* Begin EXERCISE DATA *

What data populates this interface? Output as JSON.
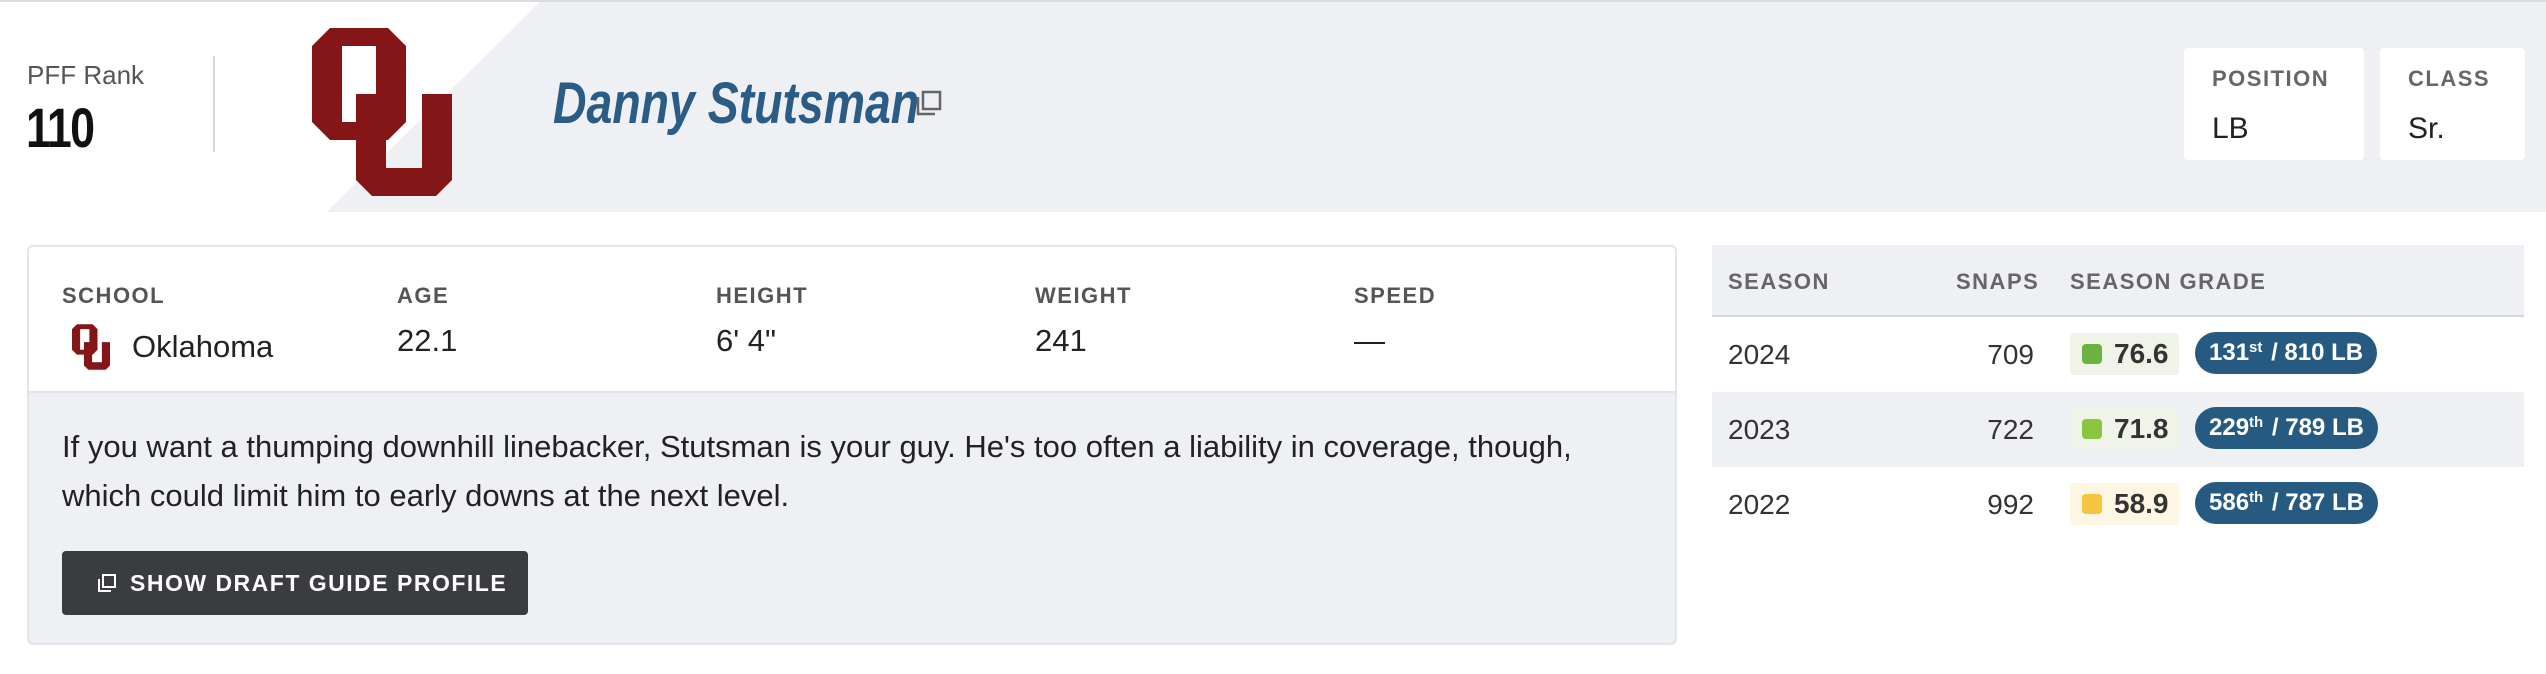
{
  "header": {
    "rank_label": "PFF Rank",
    "rank_value": "110",
    "player_name": "Danny Stutsman",
    "position_label": "POSITION",
    "position_value": "LB",
    "class_label": "CLASS",
    "class_value": "Sr."
  },
  "info": {
    "school_label": "SCHOOL",
    "school_value": "Oklahoma",
    "age_label": "AGE",
    "age_value": "22.1",
    "height_label": "HEIGHT",
    "height_value": "6' 4\"",
    "weight_label": "WEIGHT",
    "weight_value": "241",
    "speed_label": "SPEED",
    "speed_value": "—",
    "summary": "If you want a thumping downhill linebacker, Stutsman is your guy. He's too often a liability in coverage, though, which could limit him to early downs at the next level.",
    "profile_button": "SHOW DRAFT GUIDE PROFILE"
  },
  "grades": {
    "headers": {
      "season": "SEASON",
      "snaps": "SNAPS",
      "grade": "SEASON GRADE"
    },
    "rows": [
      {
        "season": "2024",
        "snaps": "709",
        "grade": "76.6",
        "grade_color": "#6cb33f",
        "rank": "131",
        "rank_suffix": "st",
        "rank_total": "/ 810 LB"
      },
      {
        "season": "2023",
        "snaps": "722",
        "grade": "71.8",
        "grade_color": "#8cc640",
        "rank": "229",
        "rank_suffix": "th",
        "rank_total": "/ 789 LB"
      },
      {
        "season": "2022",
        "snaps": "992",
        "grade": "58.9",
        "grade_color": "#f5c542",
        "rank": "586",
        "rank_suffix": "th",
        "rank_total": "/ 787 LB"
      }
    ]
  },
  "colors": {
    "team_crimson": "#841617",
    "name_blue": "#2a5c86",
    "rank_pill": "#265a80",
    "button_dark": "#3a3c40"
  },
  "icons": {
    "team_logo": "oklahoma-ou-logo",
    "external_link": "open-in-new-icon"
  }
}
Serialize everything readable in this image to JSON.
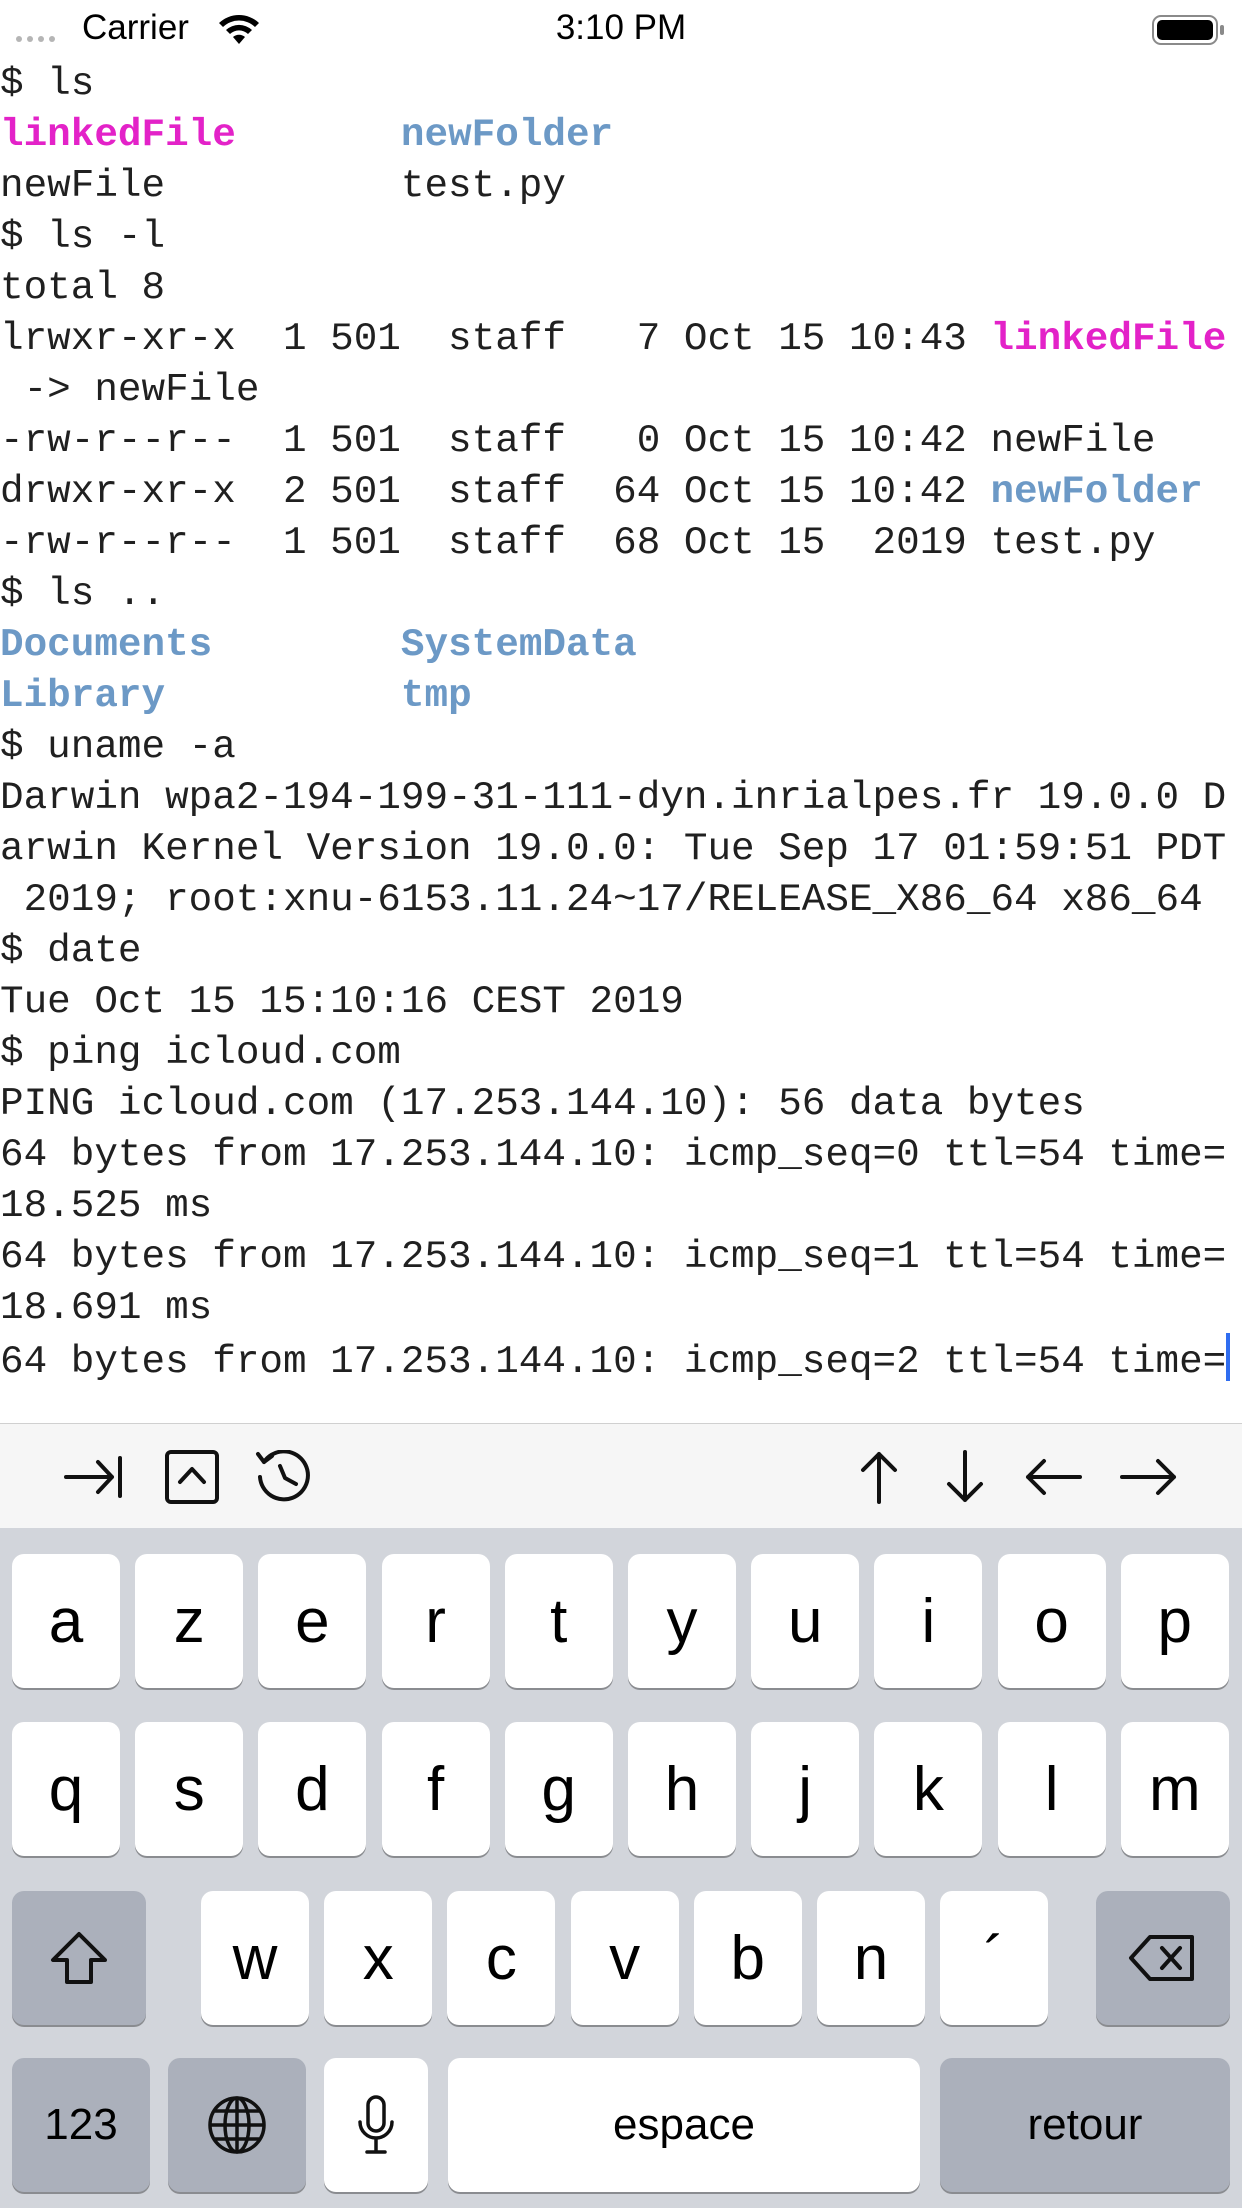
{
  "status_bar": {
    "carrier": "Carrier",
    "time": "3:10 PM"
  },
  "terminal": {
    "lines": [
      [
        {
          "t": "$ ls",
          "c": ""
        }
      ],
      [
        {
          "t": "linkedFile",
          "c": "link"
        },
        {
          "t": "       ",
          "c": ""
        },
        {
          "t": "newFolder",
          "c": "dir"
        }
      ],
      [
        {
          "t": "newFile          test.py",
          "c": ""
        }
      ],
      [
        {
          "t": "$ ls -l",
          "c": ""
        }
      ],
      [
        {
          "t": "total 8",
          "c": ""
        }
      ],
      [
        {
          "t": "lrwxr-xr-x  1 501  staff   7 Oct 15 10:43 ",
          "c": ""
        },
        {
          "t": "linkedFile",
          "c": "link"
        }
      ],
      [
        {
          "t": " -> newFile",
          "c": ""
        }
      ],
      [
        {
          "t": "-rw-r--r--  1 501  staff   0 Oct 15 10:42 newFile",
          "c": ""
        }
      ],
      [
        {
          "t": "drwxr-xr-x  2 501  staff  64 Oct 15 10:42 ",
          "c": ""
        },
        {
          "t": "newFolder",
          "c": "dir"
        }
      ],
      [
        {
          "t": "-rw-r--r--  1 501  staff  68 Oct 15  2019 test.py",
          "c": ""
        }
      ],
      [
        {
          "t": "$ ls ..",
          "c": ""
        }
      ],
      [
        {
          "t": "Documents",
          "c": "dir"
        },
        {
          "t": "        ",
          "c": ""
        },
        {
          "t": "SystemData",
          "c": "dir"
        }
      ],
      [
        {
          "t": "Library",
          "c": "dir"
        },
        {
          "t": "          ",
          "c": ""
        },
        {
          "t": "tmp",
          "c": "dir"
        }
      ],
      [
        {
          "t": "$ uname -a",
          "c": ""
        }
      ],
      [
        {
          "t": "Darwin wpa2-194-199-31-111-dyn.inrialpes.fr 19.0.0 D",
          "c": ""
        }
      ],
      [
        {
          "t": "arwin Kernel Version 19.0.0: Tue Sep 17 01:59:51 PDT",
          "c": ""
        }
      ],
      [
        {
          "t": " 2019; root:xnu-6153.11.24~17/RELEASE_X86_64 x86_64",
          "c": ""
        }
      ],
      [
        {
          "t": "$ date",
          "c": ""
        }
      ],
      [
        {
          "t": "Tue Oct 15 15:10:16 CEST 2019",
          "c": ""
        }
      ],
      [
        {
          "t": "$ ping icloud.com",
          "c": ""
        }
      ],
      [
        {
          "t": "PING icloud.com (17.253.144.10): 56 data bytes",
          "c": ""
        }
      ],
      [
        {
          "t": "64 bytes from 17.253.144.10: icmp_seq=0 ttl=54 time=",
          "c": ""
        }
      ],
      [
        {
          "t": "18.525 ms",
          "c": ""
        }
      ],
      [
        {
          "t": "64 bytes from 17.253.144.10: icmp_seq=1 ttl=54 time=",
          "c": ""
        }
      ],
      [
        {
          "t": "18.691 ms",
          "c": ""
        }
      ],
      [
        {
          "t": "64 bytes from 17.253.144.10: icmp_seq=2 ttl=54 time=",
          "c": ""
        },
        {
          "t": "",
          "c": "cursor"
        }
      ]
    ]
  },
  "toolbar": {
    "icons": [
      "tab-icon",
      "control-icon",
      "history-icon",
      "arrow-up-icon",
      "arrow-down-icon",
      "arrow-left-icon",
      "arrow-right-icon"
    ]
  },
  "keyboard": {
    "row1": [
      "a",
      "z",
      "e",
      "r",
      "t",
      "y",
      "u",
      "i",
      "o",
      "p"
    ],
    "row2": [
      "q",
      "s",
      "d",
      "f",
      "g",
      "h",
      "j",
      "k",
      "l",
      "m"
    ],
    "row3": [
      "w",
      "x",
      "c",
      "v",
      "b",
      "n",
      "´"
    ],
    "numbers_label": "123",
    "space_label": "espace",
    "return_label": "retour"
  }
}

* End EXERCISE DATA *

- **SHORT PROBLEM**: Repeat the records above verbatim, with no pictures in the result.

- **WRITTEN ANSWER**:
What data populates this interface? Output as JSON.
{
  "header": {
    "rank_label": "PFF Rank",
    "rank_value": "110",
    "player_name": "Danny Stutsman",
    "position_label": "POSITION",
    "position_value": "LB",
    "class_label": "CLASS",
    "class_value": "Sr."
  },
  "info": {
    "school_label": "SCHOOL",
    "school_value": "Oklahoma",
    "age_label": "AGE",
    "age_value": "22.1",
    "height_label": "HEIGHT",
    "height_value": "6' 4\"",
    "weight_label": "WEIGHT",
    "weight_value": "241",
    "speed_label": "SPEED",
    "speed_value": "—",
    "summary": "If you want a thumping downhill linebacker, Stutsman is your guy. He's too often a liability in coverage, though, which could limit him to early downs at the next level.",
    "profile_button": "SHOW DRAFT GUIDE PROFILE"
  },
  "grades": {
    "headers": {
      "season": "SEASON",
      "snaps": "SNAPS",
      "grade": "SEASON GRADE"
    },
    "rows": [
      {
        "season": "2024",
        "snaps": "709",
        "grade": "76.6",
        "grade_color": "#6cb33f",
        "rank": "131",
        "rank_suffix": "st",
        "rank_total": "/ 810 LB"
      },
      {
        "season": "2023",
        "snaps": "722",
        "grade": "71.8",
        "grade_color": "#8cc640",
        "rank": "229",
        "rank_suffix": "th",
        "rank_total": "/ 789 LB"
      },
      {
        "season": "2022",
        "snaps": "992",
        "grade": "58.9",
        "grade_color": "#f5c542",
        "rank": "586",
        "rank_suffix": "th",
        "rank_total": "/ 787 LB"
      }
    ]
  },
  "colors": {
    "team_crimson": "#841617",
    "name_blue": "#2a5c86",
    "rank_pill": "#265a80",
    "button_dark": "#3a3c40"
  },
  "icons": {
    "team_logo": "oklahoma-ou-logo",
    "external_link": "open-in-new-icon"
  }
}
Serialize everything readable in this image to JSON.
{
  "status_bar": {
    "carrier": "Carrier",
    "time": "3:10 PM"
  },
  "terminal": {
    "lines": [
      [
        {
          "t": "$ ls",
          "c": ""
        }
      ],
      [
        {
          "t": "linkedFile",
          "c": "link"
        },
        {
          "t": "       ",
          "c": ""
        },
        {
          "t": "newFolder",
          "c": "dir"
        }
      ],
      [
        {
          "t": "newFile          test.py",
          "c": ""
        }
      ],
      [
        {
          "t": "$ ls -l",
          "c": ""
        }
      ],
      [
        {
          "t": "total 8",
          "c": ""
        }
      ],
      [
        {
          "t": "lrwxr-xr-x  1 501  staff   7 Oct 15 10:43 ",
          "c": ""
        },
        {
          "t": "linkedFile",
          "c": "link"
        }
      ],
      [
        {
          "t": " -> newFile",
          "c": ""
        }
      ],
      [
        {
          "t": "-rw-r--r--  1 501  staff   0 Oct 15 10:42 newFile",
          "c": ""
        }
      ],
      [
        {
          "t": "drwxr-xr-x  2 501  staff  64 Oct 15 10:42 ",
          "c": ""
        },
        {
          "t": "newFolder",
          "c": "dir"
        }
      ],
      [
        {
          "t": "-rw-r--r--  1 501  staff  68 Oct 15  2019 test.py",
          "c": ""
        }
      ],
      [
        {
          "t": "$ ls ..",
          "c": ""
        }
      ],
      [
        {
          "t": "Documents",
          "c": "dir"
        },
        {
          "t": "        ",
          "c": ""
        },
        {
          "t": "SystemData",
          "c": "dir"
        }
      ],
      [
        {
          "t": "Library",
          "c": "dir"
        },
        {
          "t": "          ",
          "c": ""
        },
        {
          "t": "tmp",
          "c": "dir"
        }
      ],
      [
        {
          "t": "$ uname -a",
          "c": ""
        }
      ],
      [
        {
          "t": "Darwin wpa2-194-199-31-111-dyn.inrialpes.fr 19.0.0 D",
          "c": ""
        }
      ],
      [
        {
          "t": "arwin Kernel Version 19.0.0: Tue Sep 17 01:59:51 PDT",
          "c": ""
        }
      ],
      [
        {
          "t": " 2019; root:xnu-6153.11.24~17/RELEASE_X86_64 x86_64",
          "c": ""
        }
      ],
      [
        {
          "t": "$ date",
          "c": ""
        }
      ],
      [
        {
          "t": "Tue Oct 15 15:10:16 CEST 2019",
          "c": ""
        }
      ],
      [
        {
          "t": "$ ping icloud.com",
          "c": ""
        }
      ],
      [
        {
          "t": "PING icloud.com (17.253.144.10): 56 data bytes",
          "c": ""
        }
      ],
      [
        {
          "t": "64 bytes from 17.253.144.10: icmp_seq=0 ttl=54 time=",
          "c": ""
        }
      ],
      [
        {
          "t": "18.525 ms",
          "c": ""
        }
      ],
      [
        {
          "t": "64 bytes from 17.253.144.10: icmp_seq=1 ttl=54 time=",
          "c": ""
        }
      ],
      [
        {
          "t": "18.691 ms",
          "c": ""
        }
      ],
      [
        {
          "t": "64 bytes from 17.253.144.10: icmp_seq=2 ttl=54 time=",
          "c": ""
        },
        {
          "t": "",
          "c": "cursor"
        }
      ]
    ]
  },
  "toolbar": {
    "icons": [
      "tab-icon",
      "control-icon",
      "history-icon",
      "arrow-up-icon",
      "arrow-down-icon",
      "arrow-left-icon",
      "arrow-right-icon"
    ]
  },
  "keyboard": {
    "row1": [
      "a",
      "z",
      "e",
      "r",
      "t",
      "y",
      "u",
      "i",
      "o",
      "p"
    ],
    "row2": [
      "q",
      "s",
      "d",
      "f",
      "g",
      "h",
      "j",
      "k",
      "l",
      "m"
    ],
    "row3": [
      "w",
      "x",
      "c",
      "v",
      "b",
      "n",
      "´"
    ],
    "numbers_label": "123",
    "space_label": "espace",
    "return_label": "retour"
  }
}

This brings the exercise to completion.